Different ways to implement 'dirty'-flag functionality [closed]

Almost every programmer did it once in his life: setting some flag if a variable's value changed. There's always lots of properties and you want to keep track if something changed

  1. in any property
  2. in a specific property
  3. or in some set of properties

I'm interested in different ways to implement the "dirty-flag" functionality for the above situations, besides the standard object wide dirty flag being updated on each property change. There must be something better than putting "dirty = true" in each setter: it just looks ugly and is a tedious work.


For my DAO I keep a copy of the original values as retrieved from the database. When I send it to be updated, I simply compare the original values with the current. It costs a little in processing but it is a lot better than having a dirty flag per property.

EDIT to further justify not having a dirty flag: if the property returns to its original value, there is no way to reflect that, the dirty flag continues dirty because the original value was lost.


I used to have a base Entity class, providing Dirty/Removed Logic.

(Entries taken from a collection)
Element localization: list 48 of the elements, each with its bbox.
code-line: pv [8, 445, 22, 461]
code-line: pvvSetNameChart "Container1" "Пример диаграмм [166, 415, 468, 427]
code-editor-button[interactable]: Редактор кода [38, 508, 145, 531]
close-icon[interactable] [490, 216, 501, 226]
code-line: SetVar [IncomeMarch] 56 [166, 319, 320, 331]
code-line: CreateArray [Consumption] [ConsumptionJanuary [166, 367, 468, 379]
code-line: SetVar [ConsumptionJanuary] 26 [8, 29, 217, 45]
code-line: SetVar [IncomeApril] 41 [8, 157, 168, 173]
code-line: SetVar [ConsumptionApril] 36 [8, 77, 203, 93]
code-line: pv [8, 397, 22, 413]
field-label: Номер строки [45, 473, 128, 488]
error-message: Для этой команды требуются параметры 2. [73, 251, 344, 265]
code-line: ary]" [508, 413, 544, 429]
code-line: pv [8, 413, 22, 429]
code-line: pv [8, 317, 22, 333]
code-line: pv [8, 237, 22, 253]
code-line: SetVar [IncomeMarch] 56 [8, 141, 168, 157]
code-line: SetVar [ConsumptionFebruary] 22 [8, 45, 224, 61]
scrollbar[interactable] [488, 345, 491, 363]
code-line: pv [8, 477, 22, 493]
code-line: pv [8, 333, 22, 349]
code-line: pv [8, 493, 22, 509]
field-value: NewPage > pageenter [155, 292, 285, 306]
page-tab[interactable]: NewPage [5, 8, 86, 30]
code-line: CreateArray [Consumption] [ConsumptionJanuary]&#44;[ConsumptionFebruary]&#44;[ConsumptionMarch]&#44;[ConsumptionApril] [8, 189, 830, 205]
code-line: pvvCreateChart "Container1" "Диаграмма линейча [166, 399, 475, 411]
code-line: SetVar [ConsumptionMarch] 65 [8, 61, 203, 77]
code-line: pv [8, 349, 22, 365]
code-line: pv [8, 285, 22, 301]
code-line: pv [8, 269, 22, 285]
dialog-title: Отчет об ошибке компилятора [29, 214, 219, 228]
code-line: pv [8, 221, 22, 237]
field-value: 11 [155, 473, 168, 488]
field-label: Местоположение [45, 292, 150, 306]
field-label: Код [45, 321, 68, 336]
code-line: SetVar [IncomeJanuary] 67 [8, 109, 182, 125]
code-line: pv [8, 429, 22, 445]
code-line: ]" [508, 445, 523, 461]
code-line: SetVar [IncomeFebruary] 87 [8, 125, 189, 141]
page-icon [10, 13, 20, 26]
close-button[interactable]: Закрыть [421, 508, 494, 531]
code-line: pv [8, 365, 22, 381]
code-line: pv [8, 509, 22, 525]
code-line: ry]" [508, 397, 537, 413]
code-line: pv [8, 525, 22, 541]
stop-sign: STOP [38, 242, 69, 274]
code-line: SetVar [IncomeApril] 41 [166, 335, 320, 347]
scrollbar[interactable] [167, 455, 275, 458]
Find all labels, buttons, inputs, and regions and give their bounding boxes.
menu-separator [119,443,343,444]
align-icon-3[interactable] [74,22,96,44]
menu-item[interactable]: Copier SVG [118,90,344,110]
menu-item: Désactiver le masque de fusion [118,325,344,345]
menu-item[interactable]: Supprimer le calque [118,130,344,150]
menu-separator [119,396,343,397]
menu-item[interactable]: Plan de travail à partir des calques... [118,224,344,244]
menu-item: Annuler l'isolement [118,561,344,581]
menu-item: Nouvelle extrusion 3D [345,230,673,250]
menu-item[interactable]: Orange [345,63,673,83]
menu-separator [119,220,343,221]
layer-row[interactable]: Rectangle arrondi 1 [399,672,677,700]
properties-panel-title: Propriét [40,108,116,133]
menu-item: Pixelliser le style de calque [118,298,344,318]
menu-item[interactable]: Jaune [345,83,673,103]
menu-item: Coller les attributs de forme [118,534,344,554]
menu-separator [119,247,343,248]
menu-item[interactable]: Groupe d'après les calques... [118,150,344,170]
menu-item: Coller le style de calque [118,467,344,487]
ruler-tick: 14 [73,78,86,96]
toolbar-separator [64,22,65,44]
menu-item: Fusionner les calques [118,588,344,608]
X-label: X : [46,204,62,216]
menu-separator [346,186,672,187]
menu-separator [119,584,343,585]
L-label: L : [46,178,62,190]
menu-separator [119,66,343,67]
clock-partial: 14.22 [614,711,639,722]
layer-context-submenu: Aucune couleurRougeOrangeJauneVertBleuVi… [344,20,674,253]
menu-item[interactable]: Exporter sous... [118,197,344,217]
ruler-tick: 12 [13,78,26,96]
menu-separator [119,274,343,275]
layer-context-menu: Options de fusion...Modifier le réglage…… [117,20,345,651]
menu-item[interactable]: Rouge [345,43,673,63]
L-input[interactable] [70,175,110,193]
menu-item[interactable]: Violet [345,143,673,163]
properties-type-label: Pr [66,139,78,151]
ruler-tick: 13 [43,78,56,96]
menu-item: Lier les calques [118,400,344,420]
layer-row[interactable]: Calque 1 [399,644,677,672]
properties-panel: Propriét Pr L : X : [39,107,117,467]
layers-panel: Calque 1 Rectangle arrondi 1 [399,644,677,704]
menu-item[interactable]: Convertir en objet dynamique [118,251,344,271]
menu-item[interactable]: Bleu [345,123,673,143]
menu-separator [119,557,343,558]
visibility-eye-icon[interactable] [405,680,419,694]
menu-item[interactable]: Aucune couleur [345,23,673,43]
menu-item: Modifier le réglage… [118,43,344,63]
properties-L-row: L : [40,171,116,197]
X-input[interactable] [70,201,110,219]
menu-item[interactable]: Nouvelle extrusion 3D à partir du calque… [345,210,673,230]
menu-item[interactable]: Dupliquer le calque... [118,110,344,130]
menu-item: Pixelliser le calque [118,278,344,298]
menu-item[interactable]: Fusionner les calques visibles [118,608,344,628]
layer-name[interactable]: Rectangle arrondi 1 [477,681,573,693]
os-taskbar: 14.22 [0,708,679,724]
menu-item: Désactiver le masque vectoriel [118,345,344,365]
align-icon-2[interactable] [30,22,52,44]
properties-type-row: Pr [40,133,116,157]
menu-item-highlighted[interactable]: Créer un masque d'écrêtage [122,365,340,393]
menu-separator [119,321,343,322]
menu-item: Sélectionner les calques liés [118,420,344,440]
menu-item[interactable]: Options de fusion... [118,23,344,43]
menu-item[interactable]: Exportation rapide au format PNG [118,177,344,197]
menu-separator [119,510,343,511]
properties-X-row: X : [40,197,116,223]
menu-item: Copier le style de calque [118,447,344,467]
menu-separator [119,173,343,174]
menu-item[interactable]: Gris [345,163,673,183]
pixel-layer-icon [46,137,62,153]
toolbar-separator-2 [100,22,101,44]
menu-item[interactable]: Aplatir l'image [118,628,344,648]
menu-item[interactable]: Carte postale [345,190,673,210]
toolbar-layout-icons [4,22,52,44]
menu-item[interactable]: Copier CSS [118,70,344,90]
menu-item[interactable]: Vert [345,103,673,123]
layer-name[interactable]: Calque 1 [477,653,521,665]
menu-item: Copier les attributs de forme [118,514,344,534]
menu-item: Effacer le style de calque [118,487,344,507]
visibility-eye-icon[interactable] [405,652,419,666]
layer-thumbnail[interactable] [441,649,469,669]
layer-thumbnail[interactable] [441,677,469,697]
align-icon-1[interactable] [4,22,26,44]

> WORK INSTRUCTION 1
List the situations in which the text on dirty-flag functionality says a programmer may want to track whether something changed.
> WORK INSTRUCTION 2
From the text on dirty-flag functionality, set down everything from "EDIT to further" down to "providing Dirty/Removed Logic.".

> REPLY 1
in any property
in a specific property
or in some set of properties

> REPLY 2
EDIT to further justify not having a dirty flag: if the property returns to its original value, there is no way to reflect that, the dirty flag continues dirty because the original value was lost.


I used to have a base Entity class, providing Dirty/Removed Logic.